== EXERCISE DESCRIPTION ==
Exactly reproduce each record listed below.

** Start of RECORDS SHOWN **

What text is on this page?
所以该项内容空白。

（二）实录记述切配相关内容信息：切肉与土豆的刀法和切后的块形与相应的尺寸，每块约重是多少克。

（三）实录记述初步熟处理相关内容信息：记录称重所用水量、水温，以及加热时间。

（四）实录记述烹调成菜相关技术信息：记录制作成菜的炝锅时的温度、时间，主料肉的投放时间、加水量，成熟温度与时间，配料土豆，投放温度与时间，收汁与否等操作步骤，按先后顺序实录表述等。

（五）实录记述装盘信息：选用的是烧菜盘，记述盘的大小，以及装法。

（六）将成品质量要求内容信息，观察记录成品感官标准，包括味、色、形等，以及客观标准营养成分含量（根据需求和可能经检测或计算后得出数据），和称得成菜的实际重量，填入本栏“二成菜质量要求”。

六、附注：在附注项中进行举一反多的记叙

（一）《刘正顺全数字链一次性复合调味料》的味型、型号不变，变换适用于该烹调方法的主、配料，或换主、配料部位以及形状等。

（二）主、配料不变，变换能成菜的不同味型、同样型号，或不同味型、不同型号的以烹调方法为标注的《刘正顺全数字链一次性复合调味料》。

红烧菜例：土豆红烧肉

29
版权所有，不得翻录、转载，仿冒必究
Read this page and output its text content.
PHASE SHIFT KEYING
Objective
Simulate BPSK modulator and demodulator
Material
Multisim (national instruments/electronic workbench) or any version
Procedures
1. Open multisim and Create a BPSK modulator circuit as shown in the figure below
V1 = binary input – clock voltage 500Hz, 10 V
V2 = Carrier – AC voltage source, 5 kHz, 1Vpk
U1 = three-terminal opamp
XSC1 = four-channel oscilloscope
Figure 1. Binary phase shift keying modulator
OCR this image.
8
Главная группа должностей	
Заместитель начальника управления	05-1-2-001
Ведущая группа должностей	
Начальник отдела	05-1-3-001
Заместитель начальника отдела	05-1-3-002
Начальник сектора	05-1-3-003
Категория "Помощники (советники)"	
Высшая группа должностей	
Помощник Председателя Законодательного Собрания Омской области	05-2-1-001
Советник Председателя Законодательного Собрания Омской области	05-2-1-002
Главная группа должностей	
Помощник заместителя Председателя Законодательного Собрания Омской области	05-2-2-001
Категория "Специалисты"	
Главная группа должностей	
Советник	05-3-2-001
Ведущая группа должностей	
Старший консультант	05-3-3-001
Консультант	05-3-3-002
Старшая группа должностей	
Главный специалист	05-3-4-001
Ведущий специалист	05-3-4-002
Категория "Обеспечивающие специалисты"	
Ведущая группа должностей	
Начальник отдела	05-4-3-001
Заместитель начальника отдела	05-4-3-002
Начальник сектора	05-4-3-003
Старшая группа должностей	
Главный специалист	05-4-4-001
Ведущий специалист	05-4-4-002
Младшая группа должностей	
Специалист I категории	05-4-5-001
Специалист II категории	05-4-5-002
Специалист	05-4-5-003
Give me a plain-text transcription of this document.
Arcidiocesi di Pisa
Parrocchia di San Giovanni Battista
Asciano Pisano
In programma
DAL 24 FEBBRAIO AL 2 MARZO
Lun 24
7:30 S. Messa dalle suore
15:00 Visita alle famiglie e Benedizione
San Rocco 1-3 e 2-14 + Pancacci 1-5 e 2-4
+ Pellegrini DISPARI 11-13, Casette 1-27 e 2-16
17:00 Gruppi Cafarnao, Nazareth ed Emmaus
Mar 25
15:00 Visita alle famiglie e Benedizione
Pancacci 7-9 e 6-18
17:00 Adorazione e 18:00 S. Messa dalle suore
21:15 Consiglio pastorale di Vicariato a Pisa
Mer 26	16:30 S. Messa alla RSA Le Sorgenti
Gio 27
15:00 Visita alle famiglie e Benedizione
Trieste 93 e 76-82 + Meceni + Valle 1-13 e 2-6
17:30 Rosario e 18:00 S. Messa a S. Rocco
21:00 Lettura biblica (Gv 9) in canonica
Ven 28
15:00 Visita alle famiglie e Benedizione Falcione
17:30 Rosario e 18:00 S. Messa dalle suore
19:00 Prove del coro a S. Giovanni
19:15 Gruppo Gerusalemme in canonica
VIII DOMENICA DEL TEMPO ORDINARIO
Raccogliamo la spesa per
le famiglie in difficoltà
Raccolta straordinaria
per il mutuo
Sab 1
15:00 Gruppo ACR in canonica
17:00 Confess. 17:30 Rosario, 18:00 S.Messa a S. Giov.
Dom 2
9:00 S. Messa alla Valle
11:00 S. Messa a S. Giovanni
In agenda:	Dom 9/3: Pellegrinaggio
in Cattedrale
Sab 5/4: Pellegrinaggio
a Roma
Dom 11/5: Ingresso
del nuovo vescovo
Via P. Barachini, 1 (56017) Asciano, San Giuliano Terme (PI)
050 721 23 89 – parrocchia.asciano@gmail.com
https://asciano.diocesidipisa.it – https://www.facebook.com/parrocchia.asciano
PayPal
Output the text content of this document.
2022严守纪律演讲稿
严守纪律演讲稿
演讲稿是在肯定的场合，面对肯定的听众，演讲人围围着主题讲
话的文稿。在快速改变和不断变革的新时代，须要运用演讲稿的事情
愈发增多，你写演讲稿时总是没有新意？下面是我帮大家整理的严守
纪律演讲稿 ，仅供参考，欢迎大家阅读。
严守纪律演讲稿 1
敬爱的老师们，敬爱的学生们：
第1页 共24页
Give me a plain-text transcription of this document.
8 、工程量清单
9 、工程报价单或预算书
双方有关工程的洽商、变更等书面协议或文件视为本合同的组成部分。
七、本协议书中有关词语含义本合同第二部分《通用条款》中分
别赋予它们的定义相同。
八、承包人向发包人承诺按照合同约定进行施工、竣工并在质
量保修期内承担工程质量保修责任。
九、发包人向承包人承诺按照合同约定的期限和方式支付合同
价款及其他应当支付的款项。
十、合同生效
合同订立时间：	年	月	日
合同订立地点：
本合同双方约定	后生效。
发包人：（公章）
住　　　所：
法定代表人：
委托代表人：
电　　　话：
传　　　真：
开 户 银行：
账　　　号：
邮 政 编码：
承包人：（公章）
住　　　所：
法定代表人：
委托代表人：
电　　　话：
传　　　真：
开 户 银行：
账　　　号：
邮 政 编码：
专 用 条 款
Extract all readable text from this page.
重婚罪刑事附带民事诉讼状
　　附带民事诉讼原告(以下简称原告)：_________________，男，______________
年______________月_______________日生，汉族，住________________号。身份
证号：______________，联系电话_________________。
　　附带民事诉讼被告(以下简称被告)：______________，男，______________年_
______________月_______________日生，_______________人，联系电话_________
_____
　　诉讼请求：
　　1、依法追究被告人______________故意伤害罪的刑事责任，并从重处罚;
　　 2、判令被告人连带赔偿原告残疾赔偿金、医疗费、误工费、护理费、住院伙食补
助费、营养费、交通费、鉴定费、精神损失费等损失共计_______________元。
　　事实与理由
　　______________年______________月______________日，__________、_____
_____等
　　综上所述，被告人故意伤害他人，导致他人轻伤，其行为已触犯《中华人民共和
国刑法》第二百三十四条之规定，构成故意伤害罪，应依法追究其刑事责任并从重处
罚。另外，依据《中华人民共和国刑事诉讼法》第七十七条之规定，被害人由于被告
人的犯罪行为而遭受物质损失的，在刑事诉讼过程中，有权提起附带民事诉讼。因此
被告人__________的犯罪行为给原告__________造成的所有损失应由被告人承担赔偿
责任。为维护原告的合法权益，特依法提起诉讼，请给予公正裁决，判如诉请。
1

** End of RECORDS SHOWN **

== ANSWER TO THIS TASK ==
What text is on this page?
所以该项内容空白。

（二）实录记述切配相关内容信息：切肉与土豆的刀法和切后的块形与相应的尺寸，每块约重是多少克。

（三）实录记述初步熟处理相关内容信息：记录称重所用水量、水温，以及加热时间。

（四）实录记述烹调成菜相关技术信息：记录制作成菜的炝锅时的温度、时间，主料肉的投放时间、加水量，成熟温度与时间，配料土豆，投放温度与时间，收汁与否等操作步骤，按先后顺序实录表述等。

（五）实录记述装盘信息：选用的是烧菜盘，记述盘的大小，以及装法。

（六）将成品质量要求内容信息，观察记录成品感官标准，包括味、色、形等，以及客观标准营养成分含量（根据需求和可能经检测或计算后得出数据），和称得成菜的实际重量，填入本栏“二成菜质量要求”。

六、附注：在附注项中进行举一反多的记叙

（一）《刘正顺全数字链一次性复合调味料》的味型、型号不变，变换适用于该烹调方法的主、配料，或换主、配料部位以及形状等。

（二）主、配料不变，变换能成菜的不同味型、同样型号，或不同味型、不同型号的以烹调方法为标注的《刘正顺全数字链一次性复合调味料》。

红烧菜例：土豆红烧肉

29
版权所有，不得翻录、转载，仿冒必究
Read this page and output its text content.
PHASE SHIFT KEYING
Objective
Simulate BPSK modulator and demodulator
Material
Multisim (national instruments/electronic workbench) or any version
Procedures
1. Open multisim and Create a BPSK modulator circuit as shown in the figure below
V1 = binary input – clock voltage 500Hz, 10 V
V2 = Carrier – AC voltage source, 5 kHz, 1Vpk
U1 = three-terminal opamp
XSC1 = four-channel oscilloscope
Figure 1. Binary phase shift keying modulator
OCR this image.
8
Главная группа должностей	
Заместитель начальника управления	05-1-2-001
Ведущая группа должностей	
Начальник отдела	05-1-3-001
Заместитель начальника отдела	05-1-3-002
Начальник сектора	05-1-3-003
Категория "Помощники (советники)"	
Высшая группа должностей	
Помощник Председателя Законодательного Собрания Омской области	05-2-1-001
Советник Председателя Законодательного Собрания Омской области	05-2-1-002
Главная группа должностей	
Помощник заместителя Председателя Законодательного Собрания Омской области	05-2-2-001
Категория "Специалисты"	
Главная группа должностей	
Советник	05-3-2-001
Ведущая группа должностей	
Старший консультант	05-3-3-001
Консультант	05-3-3-002
Старшая группа должностей	
Главный специалист	05-3-4-001
Ведущий специалист	05-3-4-002
Категория "Обеспечивающие специалисты"	
Ведущая группа должностей	
Начальник отдела	05-4-3-001
Заместитель начальника отдела	05-4-3-002
Начальник сектора	05-4-3-003
Старшая группа должностей	
Главный специалист	05-4-4-001
Ведущий специалист	05-4-4-002
Младшая группа должностей	
Специалист I категории	05-4-5-001
Специалист II категории	05-4-5-002
Специалист	05-4-5-003
Give me a plain-text transcription of this document.
Arcidiocesi di Pisa
Parrocchia di San Giovanni Battista
Asciano Pisano
In programma
DAL 24 FEBBRAIO AL 2 MARZO
Lun 24
7:30 S. Messa dalle suore
15:00 Visita alle famiglie e Benedizione
San Rocco 1-3 e 2-14 + Pancacci 1-5 e 2-4
+ Pellegrini DISPARI 11-13, Casette 1-27 e 2-16
17:00 Gruppi Cafarnao, Nazareth ed Emmaus
Mar 25
15:00 Visita alle famiglie e Benedizione
Pancacci 7-9 e 6-18
17:00 Adorazione e 18:00 S. Messa dalle suore
21:15 Consiglio pastorale di Vicariato a Pisa
Mer 26	16:30 S. Messa alla RSA Le Sorgenti
Gio 27
15:00 Visita alle famiglie e Benedizione
Trieste 93 e 76-82 + Meceni + Valle 1-13 e 2-6
17:30 Rosario e 18:00 S. Messa a S. Rocco
21:00 Lettura biblica (Gv 9) in canonica
Ven 28
15:00 Visita alle famiglie e Benedizione Falcione
17:30 Rosario e 18:00 S. Messa dalle suore
19:00 Prove del coro a S. Giovanni
19:15 Gruppo Gerusalemme in canonica
VIII DOMENICA DEL TEMPO ORDINARIO
Raccogliamo la spesa per
le famiglie in difficoltà
Raccolta straordinaria
per il mutuo
Sab 1
15:00 Gruppo ACR in canonica
17:00 Confess. 17:30 Rosario, 18:00 S.Messa a S. Giov.
Dom 2
9:00 S. Messa alla Valle
11:00 S. Messa a S. Giovanni
In agenda:	Dom 9/3: Pellegrinaggio
in Cattedrale
Sab 5/4: Pellegrinaggio
a Roma
Dom 11/5: Ingresso
del nuovo vescovo
Via P. Barachini, 1 (56017) Asciano, San Giuliano Terme (PI)
050 721 23 89 – parrocchia.asciano@gmail.com
https://asciano.diocesidipisa.it – https://www.facebook.com/parrocchia.asciano
PayPal
Output the text content of this document.
2022严守纪律演讲稿
严守纪律演讲稿
演讲稿是在肯定的场合，面对肯定的听众，演讲人围围着主题讲
话的文稿。在快速改变和不断变革的新时代，须要运用演讲稿的事情
愈发增多，你写演讲稿时总是没有新意？下面是我帮大家整理的严守
纪律演讲稿 ，仅供参考，欢迎大家阅读。
严守纪律演讲稿 1
敬爱的老师们，敬爱的学生们：
第1页 共24页
Give me a plain-text transcription of this document.
8 、工程量清单
9 、工程报价单或预算书
双方有关工程的洽商、变更等书面协议或文件视为本合同的组成部分。
七、本协议书中有关词语含义本合同第二部分《通用条款》中分
别赋予它们的定义相同。
八、承包人向发包人承诺按照合同约定进行施工、竣工并在质
量保修期内承担工程质量保修责任。
九、发包人向承包人承诺按照合同约定的期限和方式支付合同
价款及其他应当支付的款项。
十、合同生效
合同订立时间：	年	月	日
合同订立地点：
本合同双方约定	后生效。
发包人：（公章）
住　　　所：
法定代表人：
委托代表人：
电　　　话：
传　　　真：
开 户 银行：
账　　　号：
邮 政 编码：
承包人：（公章）
住　　　所：
法定代表人：
委托代表人：
电　　　话：
传　　　真：
开 户 银行：
账　　　号：
邮 政 编码：
专 用 条 款
Extract all readable text from this page.
重婚罪刑事附带民事诉讼状
　　附带民事诉讼原告(以下简称原告)：_________________，男，______________
年______________月_______________日生，汉族，住________________号。身份
证号：______________，联系电话_________________。
　　附带民事诉讼被告(以下简称被告)：______________，男，______________年_
______________月_______________日生，_______________人，联系电话_________
_____
　　诉讼请求：
　　1、依法追究被告人______________故意伤害罪的刑事责任，并从重处罚;
　　 2、判令被告人连带赔偿原告残疾赔偿金、医疗费、误工费、护理费、住院伙食补
助费、营养费、交通费、鉴定费、精神损失费等损失共计_______________元。
　　事实与理由
　　______________年______________月______________日，__________、_____
_____等
　　综上所述，被告人故意伤害他人，导致他人轻伤，其行为已触犯《中华人民共和
国刑法》第二百三十四条之规定，构成故意伤害罪，应依法追究其刑事责任并从重处
罚。另外，依据《中华人民共和国刑事诉讼法》第七十七条之规定，被害人由于被告
人的犯罪行为而遭受物质损失的，在刑事诉讼过程中，有权提起附带民事诉讼。因此
被告人__________的犯罪行为给原告__________造成的所有损失应由被告人承担赔偿
责任。为维护原告的合法权益，特依法提起诉讼，请给予公正裁决，判如诉请。
1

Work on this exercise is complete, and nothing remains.